Stored data
--- Begin ---

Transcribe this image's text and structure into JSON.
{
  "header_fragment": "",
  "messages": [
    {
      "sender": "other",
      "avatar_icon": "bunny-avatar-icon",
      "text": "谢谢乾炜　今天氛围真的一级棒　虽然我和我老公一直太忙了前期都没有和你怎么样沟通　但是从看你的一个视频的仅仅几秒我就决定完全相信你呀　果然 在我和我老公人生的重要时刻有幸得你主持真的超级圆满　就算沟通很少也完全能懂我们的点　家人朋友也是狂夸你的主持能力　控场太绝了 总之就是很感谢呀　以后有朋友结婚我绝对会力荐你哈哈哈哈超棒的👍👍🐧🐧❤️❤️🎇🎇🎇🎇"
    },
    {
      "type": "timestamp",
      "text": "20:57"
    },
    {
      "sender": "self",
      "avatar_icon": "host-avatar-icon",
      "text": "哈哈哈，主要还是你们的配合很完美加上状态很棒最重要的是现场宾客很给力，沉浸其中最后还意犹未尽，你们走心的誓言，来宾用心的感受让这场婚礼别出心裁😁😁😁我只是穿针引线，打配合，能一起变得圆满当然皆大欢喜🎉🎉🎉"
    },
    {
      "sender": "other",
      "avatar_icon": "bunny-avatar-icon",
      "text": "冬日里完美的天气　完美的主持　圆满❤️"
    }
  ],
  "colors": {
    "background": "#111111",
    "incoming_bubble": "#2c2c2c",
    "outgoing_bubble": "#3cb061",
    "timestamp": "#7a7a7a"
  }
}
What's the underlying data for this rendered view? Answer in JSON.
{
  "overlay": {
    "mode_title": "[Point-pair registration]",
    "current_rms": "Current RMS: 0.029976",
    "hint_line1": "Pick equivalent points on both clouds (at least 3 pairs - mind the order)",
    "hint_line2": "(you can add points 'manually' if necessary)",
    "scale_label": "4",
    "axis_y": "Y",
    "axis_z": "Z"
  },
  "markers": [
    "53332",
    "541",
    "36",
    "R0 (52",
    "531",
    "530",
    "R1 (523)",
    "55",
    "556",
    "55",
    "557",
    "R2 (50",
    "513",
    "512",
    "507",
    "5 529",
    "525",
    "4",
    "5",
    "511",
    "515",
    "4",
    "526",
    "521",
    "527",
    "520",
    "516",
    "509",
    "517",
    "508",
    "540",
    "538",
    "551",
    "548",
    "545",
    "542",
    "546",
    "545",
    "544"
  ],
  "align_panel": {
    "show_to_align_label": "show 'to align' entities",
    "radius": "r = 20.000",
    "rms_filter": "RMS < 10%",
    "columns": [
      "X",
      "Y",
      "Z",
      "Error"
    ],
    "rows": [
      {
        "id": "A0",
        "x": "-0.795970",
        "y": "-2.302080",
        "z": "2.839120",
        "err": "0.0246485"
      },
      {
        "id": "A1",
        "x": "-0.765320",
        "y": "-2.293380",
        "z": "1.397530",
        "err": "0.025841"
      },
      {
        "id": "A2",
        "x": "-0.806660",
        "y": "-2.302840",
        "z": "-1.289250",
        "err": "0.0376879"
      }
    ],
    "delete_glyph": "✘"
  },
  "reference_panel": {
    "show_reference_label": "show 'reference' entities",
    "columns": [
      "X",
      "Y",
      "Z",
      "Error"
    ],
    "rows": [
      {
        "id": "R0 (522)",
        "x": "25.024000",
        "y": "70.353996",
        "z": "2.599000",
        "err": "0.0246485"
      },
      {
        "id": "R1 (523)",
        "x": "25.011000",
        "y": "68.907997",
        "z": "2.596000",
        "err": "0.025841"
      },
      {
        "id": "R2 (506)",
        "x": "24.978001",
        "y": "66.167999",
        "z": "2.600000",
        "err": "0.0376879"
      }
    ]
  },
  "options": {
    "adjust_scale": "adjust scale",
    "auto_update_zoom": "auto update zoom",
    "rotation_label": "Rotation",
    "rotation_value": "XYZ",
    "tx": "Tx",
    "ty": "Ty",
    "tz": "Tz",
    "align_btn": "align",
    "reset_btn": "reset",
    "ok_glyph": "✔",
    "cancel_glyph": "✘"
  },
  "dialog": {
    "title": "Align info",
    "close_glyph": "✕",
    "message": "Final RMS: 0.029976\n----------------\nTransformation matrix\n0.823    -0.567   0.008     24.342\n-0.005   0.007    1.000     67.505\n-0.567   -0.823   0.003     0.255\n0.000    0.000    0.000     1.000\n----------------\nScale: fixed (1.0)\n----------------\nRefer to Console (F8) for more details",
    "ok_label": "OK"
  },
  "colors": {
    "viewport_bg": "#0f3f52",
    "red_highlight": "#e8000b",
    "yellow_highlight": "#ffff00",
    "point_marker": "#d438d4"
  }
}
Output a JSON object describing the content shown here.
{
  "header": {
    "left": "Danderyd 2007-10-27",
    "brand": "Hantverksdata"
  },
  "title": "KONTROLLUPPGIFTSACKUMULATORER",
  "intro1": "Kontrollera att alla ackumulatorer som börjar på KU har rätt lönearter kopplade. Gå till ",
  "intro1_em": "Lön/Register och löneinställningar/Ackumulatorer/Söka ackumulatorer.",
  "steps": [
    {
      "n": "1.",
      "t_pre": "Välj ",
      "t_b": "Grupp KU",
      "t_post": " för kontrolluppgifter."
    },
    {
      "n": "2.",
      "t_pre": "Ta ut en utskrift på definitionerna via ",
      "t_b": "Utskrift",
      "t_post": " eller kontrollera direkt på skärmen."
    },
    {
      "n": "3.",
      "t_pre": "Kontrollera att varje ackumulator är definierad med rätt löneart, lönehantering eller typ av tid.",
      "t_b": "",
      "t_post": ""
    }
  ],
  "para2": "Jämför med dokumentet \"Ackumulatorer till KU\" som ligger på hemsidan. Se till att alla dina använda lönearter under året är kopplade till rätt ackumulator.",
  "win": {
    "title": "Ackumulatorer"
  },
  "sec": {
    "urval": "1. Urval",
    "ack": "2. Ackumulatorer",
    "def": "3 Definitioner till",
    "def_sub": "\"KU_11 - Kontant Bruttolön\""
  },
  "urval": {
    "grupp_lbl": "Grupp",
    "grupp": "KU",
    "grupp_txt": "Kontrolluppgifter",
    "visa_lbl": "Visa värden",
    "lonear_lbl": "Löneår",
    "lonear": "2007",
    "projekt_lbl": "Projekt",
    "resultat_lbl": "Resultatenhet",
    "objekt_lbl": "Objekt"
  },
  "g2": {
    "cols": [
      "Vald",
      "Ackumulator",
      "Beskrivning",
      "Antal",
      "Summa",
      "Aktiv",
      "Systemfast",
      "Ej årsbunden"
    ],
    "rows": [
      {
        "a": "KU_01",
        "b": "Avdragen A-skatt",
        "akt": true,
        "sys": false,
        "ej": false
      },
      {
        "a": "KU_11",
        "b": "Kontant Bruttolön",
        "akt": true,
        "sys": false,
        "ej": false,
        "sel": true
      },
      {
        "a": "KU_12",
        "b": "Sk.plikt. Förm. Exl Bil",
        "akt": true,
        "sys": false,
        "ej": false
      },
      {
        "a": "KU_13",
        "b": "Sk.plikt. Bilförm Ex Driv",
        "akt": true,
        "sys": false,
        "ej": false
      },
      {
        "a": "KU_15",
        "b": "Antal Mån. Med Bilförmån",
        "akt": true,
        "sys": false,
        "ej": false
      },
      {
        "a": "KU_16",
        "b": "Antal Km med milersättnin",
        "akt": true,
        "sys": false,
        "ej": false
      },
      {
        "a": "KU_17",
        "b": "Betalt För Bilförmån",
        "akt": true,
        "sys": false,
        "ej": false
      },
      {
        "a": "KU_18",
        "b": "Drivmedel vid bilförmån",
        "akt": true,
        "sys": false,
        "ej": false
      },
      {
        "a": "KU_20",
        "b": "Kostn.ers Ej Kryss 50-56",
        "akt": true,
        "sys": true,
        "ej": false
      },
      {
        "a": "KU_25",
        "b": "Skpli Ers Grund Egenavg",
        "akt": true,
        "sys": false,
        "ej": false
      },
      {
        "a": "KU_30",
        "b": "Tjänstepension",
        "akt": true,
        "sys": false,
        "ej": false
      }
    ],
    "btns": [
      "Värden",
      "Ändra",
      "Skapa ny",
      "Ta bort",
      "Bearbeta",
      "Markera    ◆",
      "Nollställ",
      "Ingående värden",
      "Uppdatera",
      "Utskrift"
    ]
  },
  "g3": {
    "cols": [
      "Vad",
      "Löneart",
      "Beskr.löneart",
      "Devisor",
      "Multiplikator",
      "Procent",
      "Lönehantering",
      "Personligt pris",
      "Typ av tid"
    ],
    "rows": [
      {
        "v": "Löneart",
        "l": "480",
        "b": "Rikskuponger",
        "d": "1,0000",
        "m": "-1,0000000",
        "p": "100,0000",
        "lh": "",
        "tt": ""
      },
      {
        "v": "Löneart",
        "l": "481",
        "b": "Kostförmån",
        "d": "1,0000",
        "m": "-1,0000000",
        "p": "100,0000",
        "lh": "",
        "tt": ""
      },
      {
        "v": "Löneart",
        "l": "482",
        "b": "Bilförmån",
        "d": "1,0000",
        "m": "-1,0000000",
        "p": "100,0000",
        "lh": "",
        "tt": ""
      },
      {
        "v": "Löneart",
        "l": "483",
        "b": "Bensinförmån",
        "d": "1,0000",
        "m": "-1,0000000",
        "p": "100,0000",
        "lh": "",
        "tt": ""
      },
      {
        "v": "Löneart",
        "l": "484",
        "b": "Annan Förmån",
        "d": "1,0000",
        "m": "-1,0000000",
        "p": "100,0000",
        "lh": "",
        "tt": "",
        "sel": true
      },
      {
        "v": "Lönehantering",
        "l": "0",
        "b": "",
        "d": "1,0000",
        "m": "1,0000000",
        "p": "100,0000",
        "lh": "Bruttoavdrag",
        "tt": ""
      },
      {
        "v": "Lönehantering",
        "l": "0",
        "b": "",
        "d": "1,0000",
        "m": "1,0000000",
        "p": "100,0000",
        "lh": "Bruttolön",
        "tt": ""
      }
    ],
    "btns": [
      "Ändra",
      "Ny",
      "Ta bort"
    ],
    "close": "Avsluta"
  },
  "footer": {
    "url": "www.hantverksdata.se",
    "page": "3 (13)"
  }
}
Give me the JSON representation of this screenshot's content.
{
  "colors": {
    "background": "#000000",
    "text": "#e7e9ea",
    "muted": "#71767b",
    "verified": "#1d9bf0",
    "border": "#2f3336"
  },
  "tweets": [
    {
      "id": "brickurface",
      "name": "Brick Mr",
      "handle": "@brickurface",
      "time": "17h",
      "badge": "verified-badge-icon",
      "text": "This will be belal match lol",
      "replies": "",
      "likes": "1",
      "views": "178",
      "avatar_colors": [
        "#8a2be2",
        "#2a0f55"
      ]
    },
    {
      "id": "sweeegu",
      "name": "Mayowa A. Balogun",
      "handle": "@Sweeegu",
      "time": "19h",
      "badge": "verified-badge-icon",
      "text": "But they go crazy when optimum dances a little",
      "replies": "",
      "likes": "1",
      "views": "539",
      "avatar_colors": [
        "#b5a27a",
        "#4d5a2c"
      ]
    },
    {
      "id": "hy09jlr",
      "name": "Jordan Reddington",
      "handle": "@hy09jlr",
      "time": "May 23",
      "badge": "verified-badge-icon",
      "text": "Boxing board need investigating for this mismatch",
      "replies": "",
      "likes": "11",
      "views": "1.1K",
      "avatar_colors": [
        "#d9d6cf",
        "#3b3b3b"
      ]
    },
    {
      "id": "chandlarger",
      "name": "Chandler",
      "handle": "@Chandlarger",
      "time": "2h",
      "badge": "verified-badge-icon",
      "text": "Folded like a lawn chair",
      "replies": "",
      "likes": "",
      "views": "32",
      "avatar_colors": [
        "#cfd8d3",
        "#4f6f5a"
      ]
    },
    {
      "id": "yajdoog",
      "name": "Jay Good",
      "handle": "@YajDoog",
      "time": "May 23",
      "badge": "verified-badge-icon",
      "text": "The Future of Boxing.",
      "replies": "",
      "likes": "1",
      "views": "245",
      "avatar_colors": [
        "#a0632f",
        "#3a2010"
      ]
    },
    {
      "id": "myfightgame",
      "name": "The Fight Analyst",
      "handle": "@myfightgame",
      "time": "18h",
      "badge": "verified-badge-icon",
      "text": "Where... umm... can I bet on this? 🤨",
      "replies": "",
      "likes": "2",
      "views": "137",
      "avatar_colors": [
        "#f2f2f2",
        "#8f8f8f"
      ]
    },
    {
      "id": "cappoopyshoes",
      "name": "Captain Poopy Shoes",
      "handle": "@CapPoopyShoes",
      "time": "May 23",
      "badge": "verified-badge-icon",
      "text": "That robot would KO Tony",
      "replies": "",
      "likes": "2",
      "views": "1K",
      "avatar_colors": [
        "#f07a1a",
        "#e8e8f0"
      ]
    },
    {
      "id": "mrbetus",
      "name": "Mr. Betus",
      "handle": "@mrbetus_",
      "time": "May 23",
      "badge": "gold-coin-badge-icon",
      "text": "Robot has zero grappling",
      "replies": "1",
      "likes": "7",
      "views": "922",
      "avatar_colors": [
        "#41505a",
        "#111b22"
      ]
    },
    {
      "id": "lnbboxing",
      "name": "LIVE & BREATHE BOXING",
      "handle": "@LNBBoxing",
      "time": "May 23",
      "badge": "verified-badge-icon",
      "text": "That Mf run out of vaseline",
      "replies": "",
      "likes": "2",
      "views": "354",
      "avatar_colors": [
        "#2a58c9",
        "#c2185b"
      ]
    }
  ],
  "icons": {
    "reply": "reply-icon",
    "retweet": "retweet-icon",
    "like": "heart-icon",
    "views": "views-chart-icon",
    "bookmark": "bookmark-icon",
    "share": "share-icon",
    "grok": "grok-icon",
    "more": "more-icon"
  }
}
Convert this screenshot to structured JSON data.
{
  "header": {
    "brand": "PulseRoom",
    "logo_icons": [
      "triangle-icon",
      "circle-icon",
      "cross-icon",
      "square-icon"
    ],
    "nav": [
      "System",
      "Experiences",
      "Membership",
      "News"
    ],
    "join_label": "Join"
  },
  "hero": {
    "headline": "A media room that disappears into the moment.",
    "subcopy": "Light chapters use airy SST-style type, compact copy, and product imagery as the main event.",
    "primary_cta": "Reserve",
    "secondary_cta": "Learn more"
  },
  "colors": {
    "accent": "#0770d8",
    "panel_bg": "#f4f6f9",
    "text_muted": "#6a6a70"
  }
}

--- End ---

> **Directive**:
Which lines hold the word "content"? Copy every one of them.

> **Answer for the task**:
Output a JSON object describing the content shown here.
Give me the JSON representation of this screenshot's content.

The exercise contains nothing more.